**Information supplied**
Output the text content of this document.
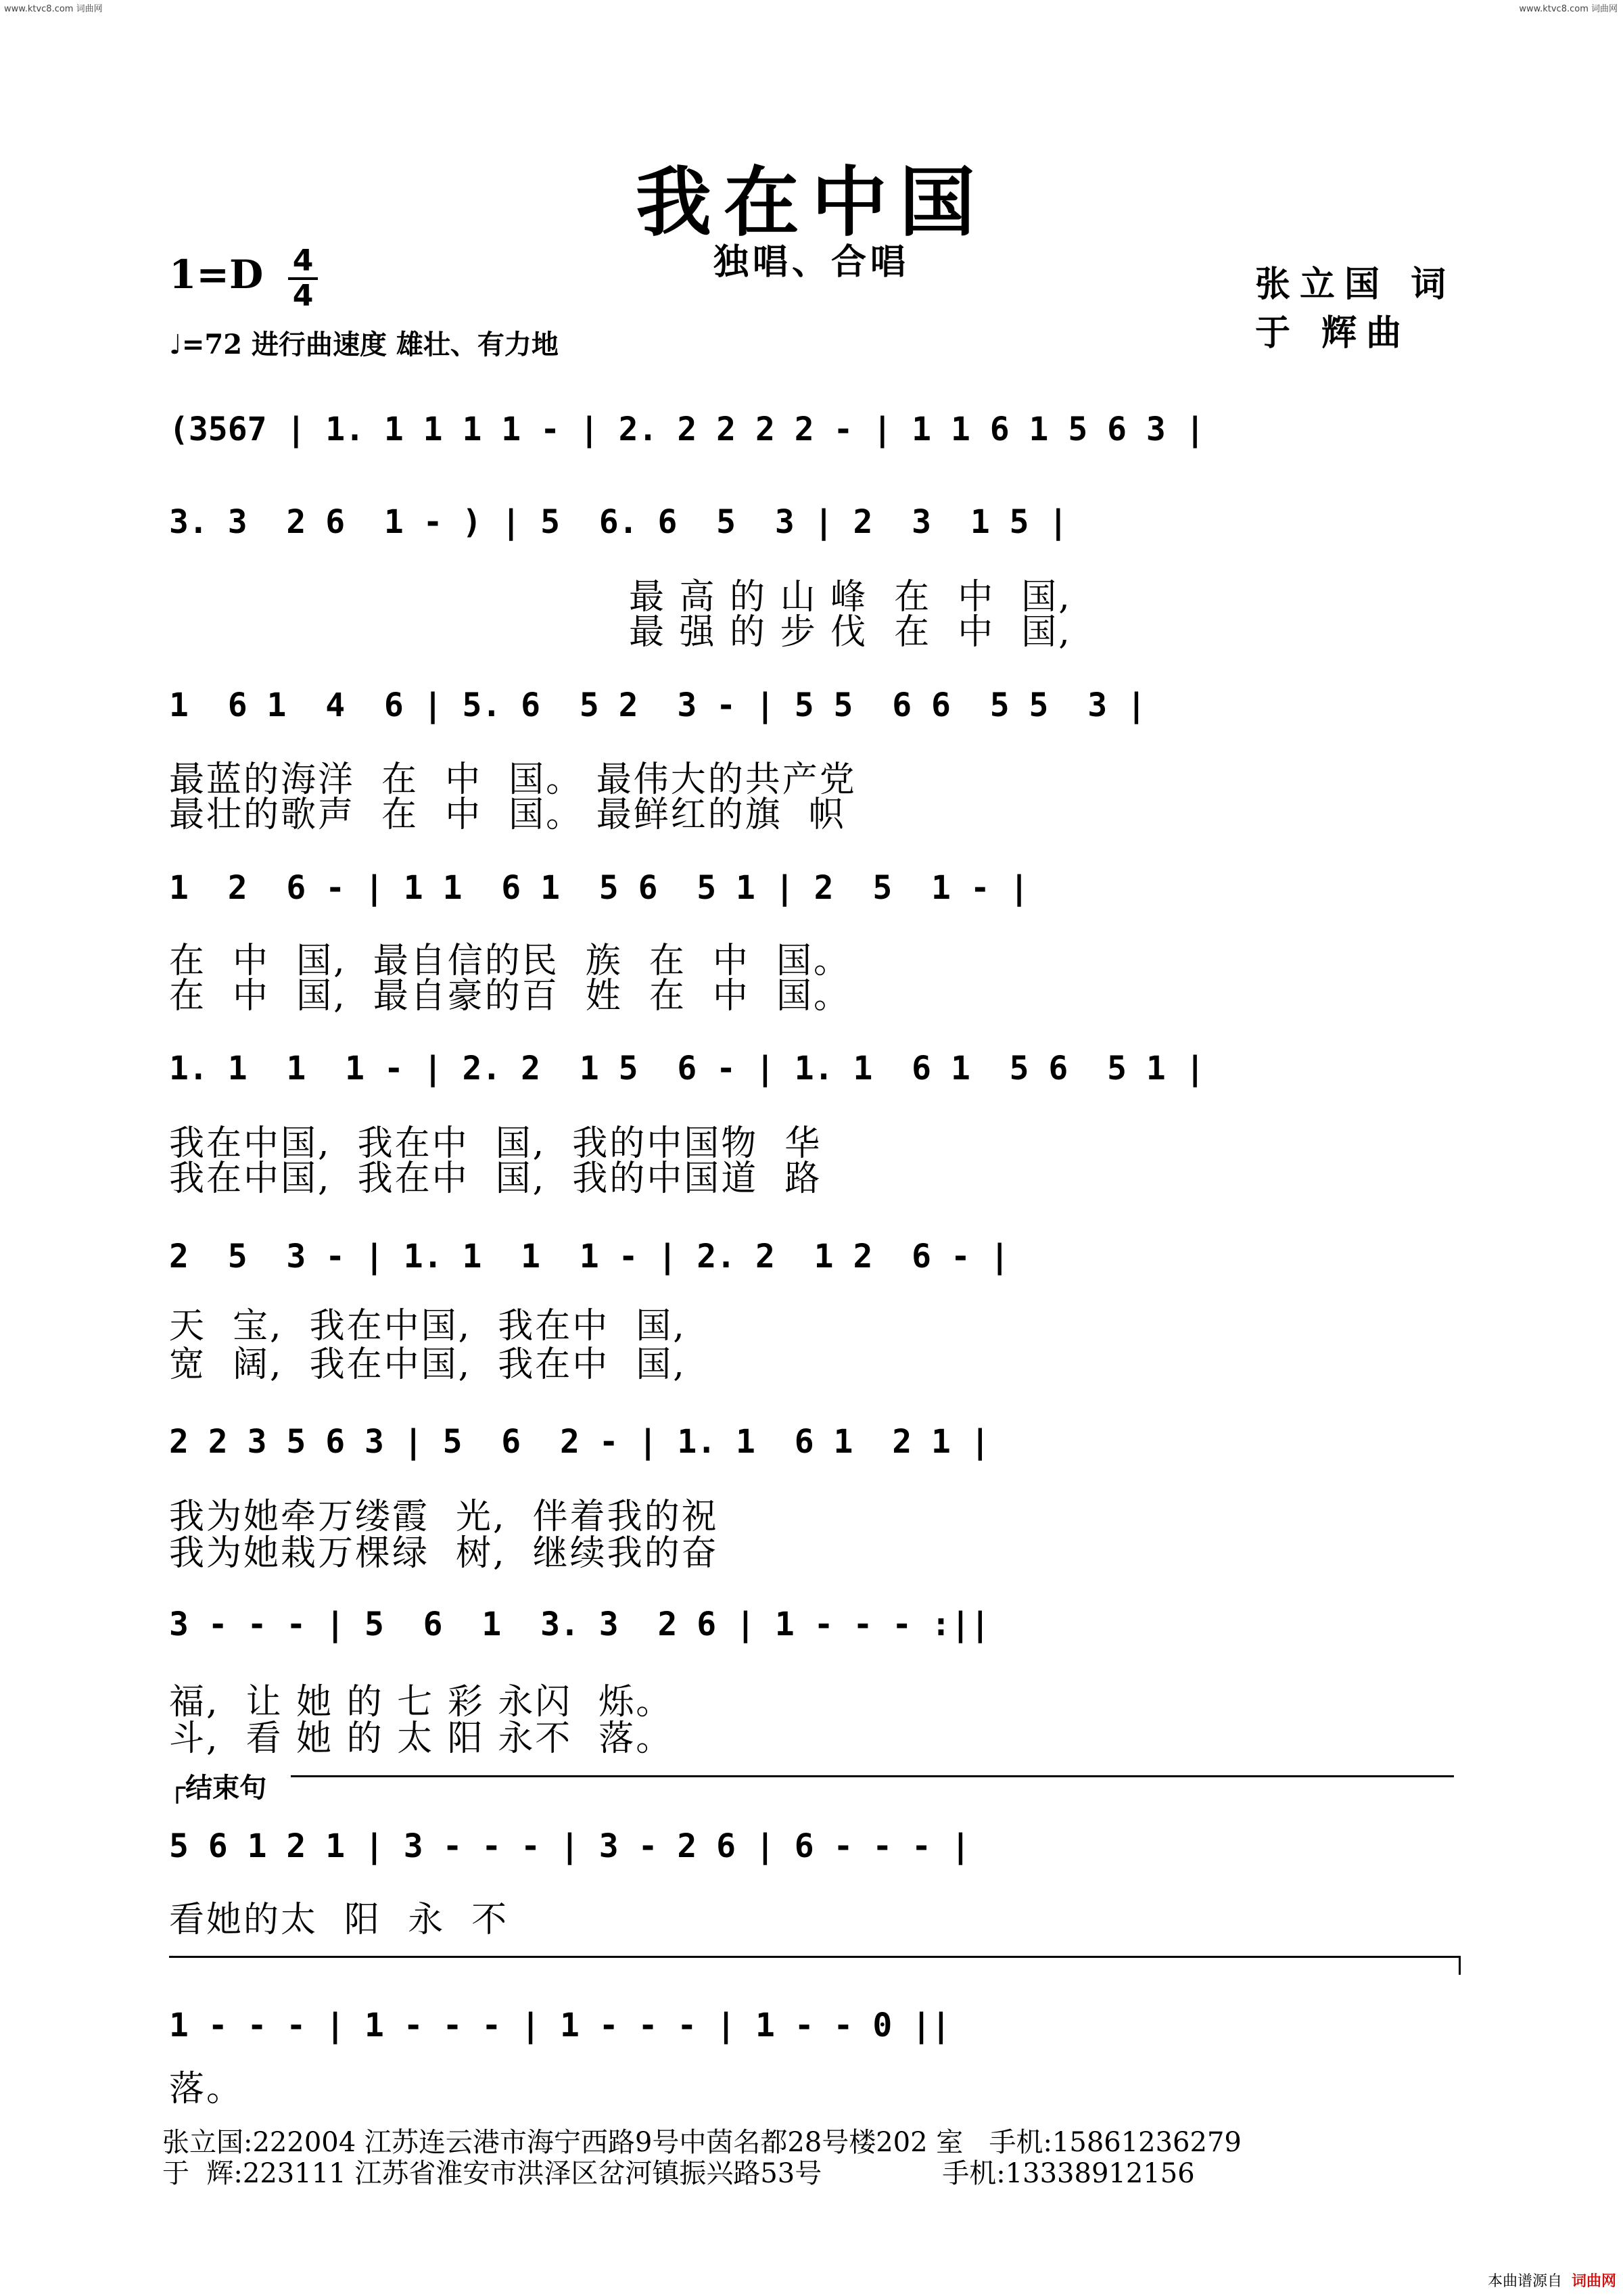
www.ktvc8.com 词曲网	www.ktvc8.com 词曲网
我在中国
独唱、合唱
1=D 4
4
♩=72 进行曲速度 雄壮、有力地
张立国 词
于 辉曲
(3567 | 1. 1 1 1 1 - | 2. 2 2 2 2 - | 1 1 6 1 5 6 3 |
3. 3  2 6  1 - ) | 5  6. 6  5  3 | 2  3  1 5 |
最 高 的 山 峰  在  中  国,
最 强 的 步 伐  在  中  国,
1  6 1  4  6 | 5. 6  5 2  3 - | 5 5  6 6  5 5  3 |
最蓝的海洋  在  中  国。 最伟大的共产党
最壮的歌声  在  中  国。 最鲜红的旗  帜
1  2  6 - | 1 1  6 1  5 6  5 1 | 2  5  1 - |
在  中  国,  最自信的民  族  在  中  国。
在  中  国,  最自豪的百  姓  在  中  国。
1. 1  1  1 - | 2. 2  1 5  6 - | 1. 1  6 1  5 6  5 1 |
我在中国,  我在中  国,  我的中国物  华
我在中国,  我在中  国,  我的中国道  路
2  5  3 - | 1. 1  1  1 - | 2. 2  1 2  6 - |
天  宝,  我在中国,  我在中  国,
宽  阔,  我在中国,  我在中  国,
2 2 3 5 6 3 | 5  6  2 - | 1. 1  6 1  2 1 |
我为她牵万缕霞  光,  伴着我的祝
我为她栽万棵绿  树,  继续我的奋
3 - - - | 5  6  1  3. 3  2 6 | 1 - - - :||
福,  让 她 的 七 彩 永闪  烁。
斗,  看 她 的 太 阳 永不  落。
┌结束句
5 6 1 2 1 | 3 - - - | 3 - 2 6 | 6 - - - |
看她的太  阳  永  不
1 - - - | 1 - - - | 1 - - - | 1 - - 0 ||
落。
张立国:222004 江苏连云港市海宁西路9号中茵名都28号楼202 室   手机:15861236279
于  辉:223111 江苏省淮安市洪泽区岔河镇振兴路53号              手机:13338912156
本曲谱源自 词曲网
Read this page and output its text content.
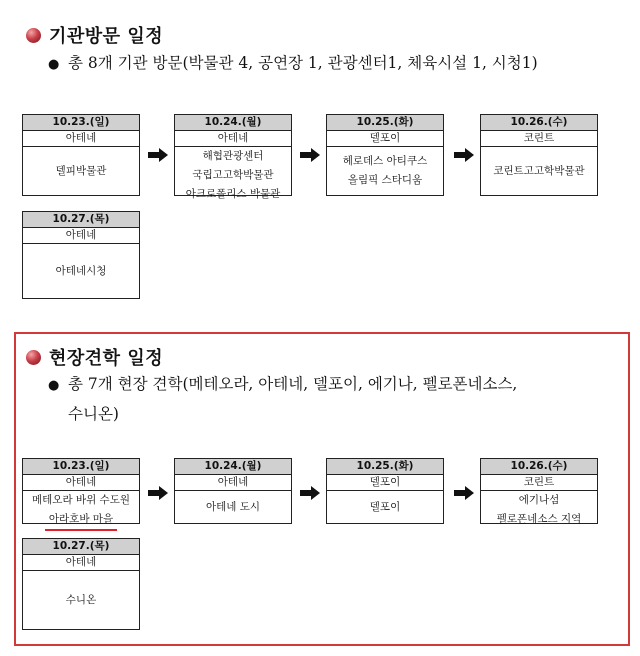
기관방문 일정
● 총 8개 기관 방문(박물관 4, 공연장 1, 관광센터1, 체육시설 1, 시청1)
10.23.(일)
아테네
델피박물관
10.24.(월)
아테네
해협관광센터
국립고고학박물관
아크로폴리스 박물관
10.25.(화)
델포이
헤로데스 아티쿠스
올림픽 스타디움
10.26.(수)
코린트
코린트고고학박물관
10.27.(목)
아테네
아테네시청
현장견학 일정
● 총 7개 현장 견학(메테오라, 아테네, 델포이, 에기나, 펠로폰네소스,
수니온)
10.23.(일)
아테네
메테오라 바위 수도원
아라호바 마을
10.24.(월)
아테네
아테네 도시
10.25.(화)
델포이
델포이
10.26.(수)
코린트
에기나섬
펠로폰네소스 지역
10.27.(목)
아테네
수니온
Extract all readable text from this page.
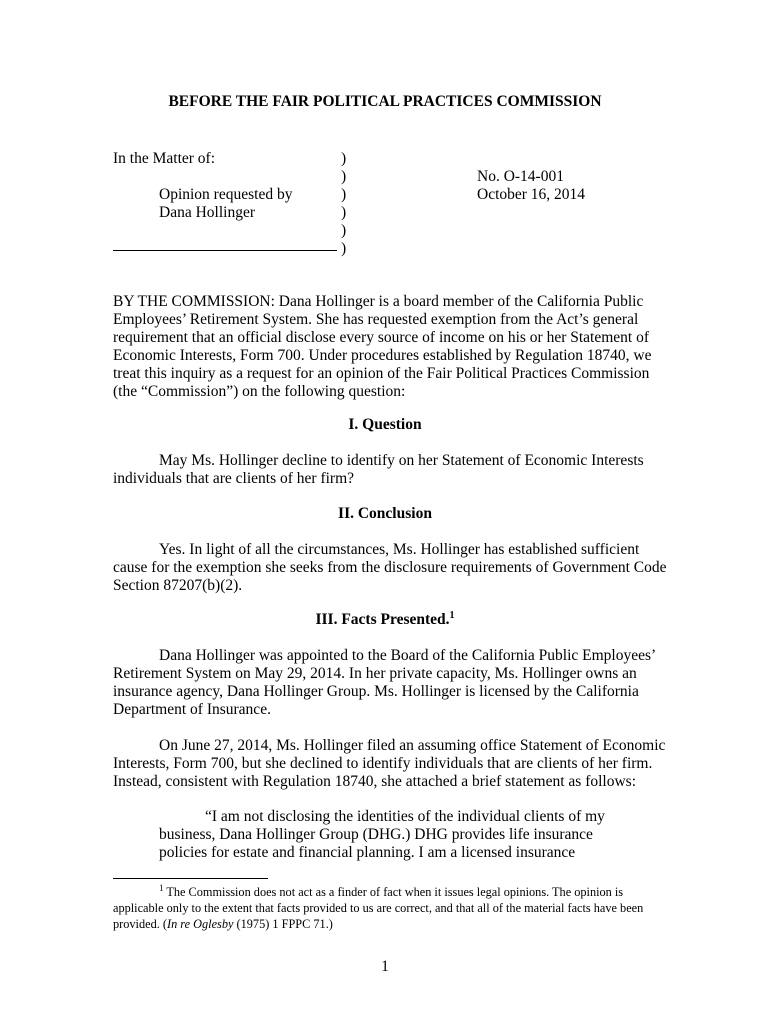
BEFORE THE FAIR POLITICAL PRACTICES COMMISSION
In the Matter of:
Opinion requested by
Dana Hollinger
)
)
)
)
)
)
No. O-14-001
October 16, 2014
BY THE COMMISSION: Dana Hollinger is a board member of the California Public
Employees’ Retirement System. She has requested exemption from the Act’s general
requirement that an official disclose every source of income on his or her Statement of
Economic Interests, Form 700. Under procedures established by Regulation 18740, we
treat this inquiry as a request for an opinion of the Fair Political Practices Commission
(the “Commission”) on the following question:
I. Question
May Ms. Hollinger decline to identify on her Statement of Economic Interests
individuals that are clients of her firm?
II. Conclusion
Yes. In light of all the circumstances, Ms. Hollinger has established sufficient
cause for the exemption she seeks from the disclosure requirements of Government Code
Section 87207(b)(2).
III. Facts Presented.$^1$
Dana Hollinger was appointed to the Board of the California Public Employees’
Retirement System on May 29, 2014. In her private capacity, Ms. Hollinger owns an
insurance agency, Dana Hollinger Group. Ms. Hollinger is licensed by the California
Department of Insurance.
On June 27, 2014, Ms. Hollinger filed an assuming office Statement of Economic
Interests, Form 700, but she declined to identify individuals that are clients of her firm.
Instead, consistent with Regulation 18740, she attached a brief statement as follows:
“I am not disclosing the identities of the individual clients of my
business, Dana Hollinger Group (DHG.) DHG provides life insurance
policies for estate and financial planning. I am a licensed insurance
$^1$ The Commission does not act as a finder of fact when it issues legal opinions. The opinion is
applicable only to the extent that facts provided to us are correct, and that all of the material facts have been
provided. (In re Oglesby (1975) 1 FPPC 71.)
1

**What is needed**
For each line above that contains the word "Regulation", copy that line.

**Answer to this problem**
Economic Interests, Form 700. Under procedures established by Regulation 18740, we
Instead, consistent with Regulation 18740, she attached a brief statement as follows:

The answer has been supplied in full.